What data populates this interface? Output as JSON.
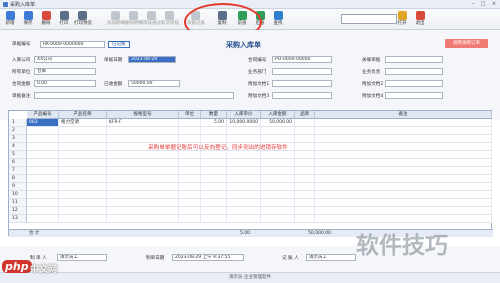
{
  "window": {
    "title": "采购入库单",
    "minimize": "–",
    "maximize": "□",
    "close": "×"
  },
  "toolbar": {
    "buttons": [
      {
        "label": "新增",
        "icon": "new-icon",
        "color": "#3d7bd6",
        "enabled": true
      },
      {
        "label": "保存",
        "icon": "save-icon",
        "color": "#3d7bd6",
        "enabled": true
      },
      {
        "label": "删除",
        "icon": "delete-icon",
        "color": "#d84a3c",
        "enabled": true
      },
      {
        "label": "打印",
        "icon": "print-icon",
        "color": "#5b6f8a",
        "enabled": true
      },
      {
        "label": "打印预览",
        "icon": "preview-icon",
        "color": "#5b6f8a",
        "enabled": true
      },
      {
        "label": "添加明细",
        "icon": "add-row-icon",
        "color": "#7d8a9a",
        "enabled": false
      },
      {
        "label": "删除明细",
        "icon": "remove-row-icon",
        "color": "#7d8a9a",
        "enabled": false
      },
      {
        "label": "审核通过",
        "icon": "approve-icon",
        "color": "#7d8a9a",
        "enabled": false
      },
      {
        "label": "取消审核",
        "icon": "unapprove-icon",
        "color": "#7d8a9a",
        "enabled": false
      },
      {
        "label": "单据记账",
        "icon": "post-icon",
        "color": "#7d8a9a",
        "enabled": false
      },
      {
        "label": "复制",
        "icon": "copy-icon",
        "color": "#5b6f8a",
        "enabled": true
      },
      {
        "label": "前张",
        "icon": "prev-icon",
        "color": "#2e9d57",
        "enabled": true
      },
      {
        "label": "后张",
        "icon": "next-icon",
        "color": "#2e9d57",
        "enabled": true
      },
      {
        "label": "查找",
        "icon": "find-icon",
        "color": "#2e7fd0",
        "enabled": true
      },
      {
        "label": "打开",
        "icon": "open-icon",
        "color": "#e0a526",
        "enabled": true
      },
      {
        "label": "退出",
        "icon": "exit-icon",
        "color": "#d84a3c",
        "enabled": true
      }
    ],
    "search_value": ""
  },
  "form": {
    "title": "采购入库单",
    "badge": "已记账",
    "red_button": "调用采购订单",
    "fields": {
      "doc_no_label": "单据编号",
      "doc_no_value": "RK-0000-0000000",
      "supplier_label": "入库公司",
      "supplier_value": "XX公司",
      "date_label": "单据日期",
      "date_value": "2023-08-29",
      "contract_label": "合同编号",
      "contract_value": "PO-0000-00000",
      "related_label": "关联单据",
      "warehouse_label": "所有单位",
      "warehouse_value": "仓库",
      "dept_label": "业务部门",
      "biz_owner_label": "业务负责",
      "amount_label": "合同金额",
      "amount_value": "0.00",
      "total_label": "已收金额",
      "total_value": "50000.00",
      "attach1_label": "附加文档1",
      "attach2_label": "附加文档2",
      "attach3_label": "附加文档3",
      "attach4_label": "附加文档4",
      "remark_label": "单据备注"
    }
  },
  "grid": {
    "columns": [
      "产品编号",
      "产品名称",
      "规格型号",
      "单位",
      "数量",
      "入库单价",
      "入库金额",
      "品牌",
      "备注"
    ],
    "rows": [
      {
        "num": "1",
        "code": "003",
        "name": "格力空调",
        "spec": "KFR-F",
        "unit": "",
        "qty": "5.00",
        "price": "10,000.0000",
        "amount": "50,000.00",
        "brand": "",
        "note": ""
      },
      {
        "num": "2"
      },
      {
        "num": "3"
      },
      {
        "num": "4"
      },
      {
        "num": "5"
      },
      {
        "num": "6"
      },
      {
        "num": "7"
      },
      {
        "num": "8"
      },
      {
        "num": "9"
      },
      {
        "num": "10"
      },
      {
        "num": "11"
      },
      {
        "num": "12"
      },
      {
        "num": "13"
      }
    ],
    "total_label": "合 计",
    "total_qty": "5.00",
    "total_amount": "50,000.00"
  },
  "annotation": "采购单单据记账后可以反向登记，同步到出的进销存软件",
  "footer": {
    "maker_label": "制 单 人",
    "maker_value": "演示员工",
    "date_label": "制单日期",
    "date_value": "2023-08-29 上午 9:37:55",
    "bookkeeper_label": "记 账 人",
    "bookkeeper_value": "演示员工",
    "status_text": "演示员-企业管理软件"
  },
  "watermark": {
    "logo_text": "php",
    "site_text": "中文网",
    "brand_text": "软件技巧"
  },
  "colors": {
    "accent": "#3a6fc4",
    "annotation": "#e0383a",
    "red_button": "#ef7b74"
  }
}
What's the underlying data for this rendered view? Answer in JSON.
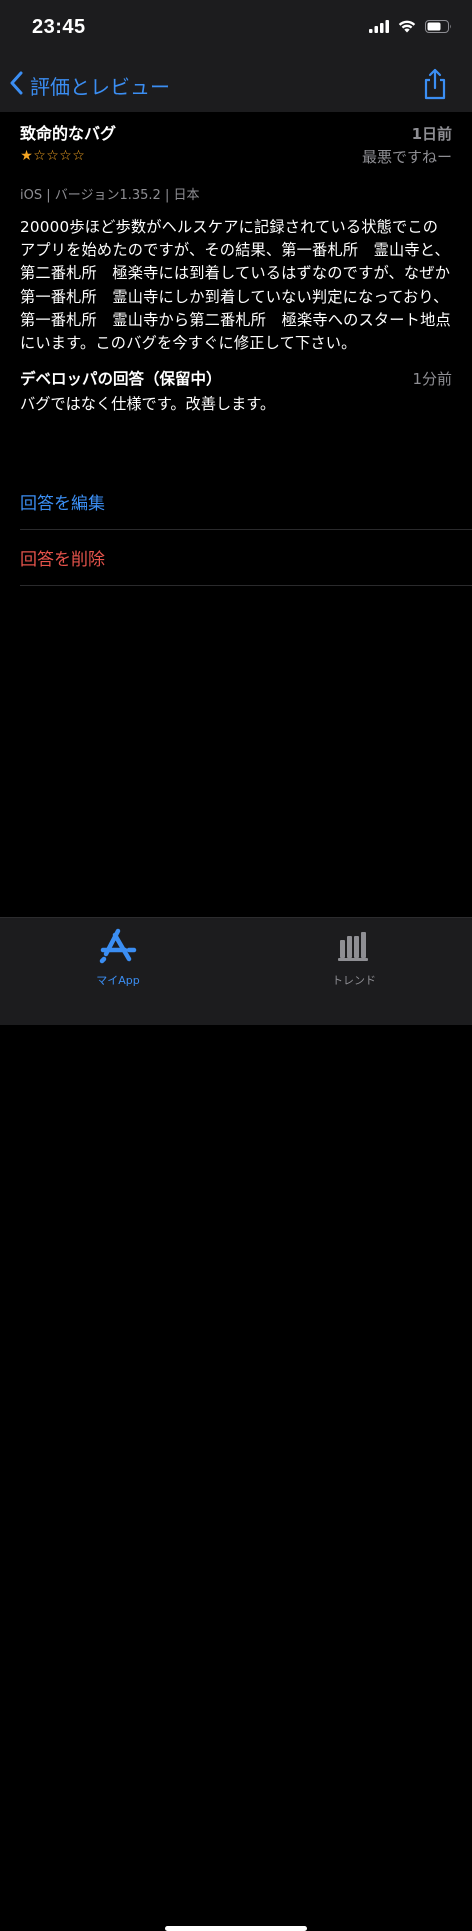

◆ **Written problem**
Where a line above contains the string "What", copy that line.

◆ **Expected output**
What data populates this interface? Output as JSON.
What's the underlying data for this rendered view? Answer in JSON.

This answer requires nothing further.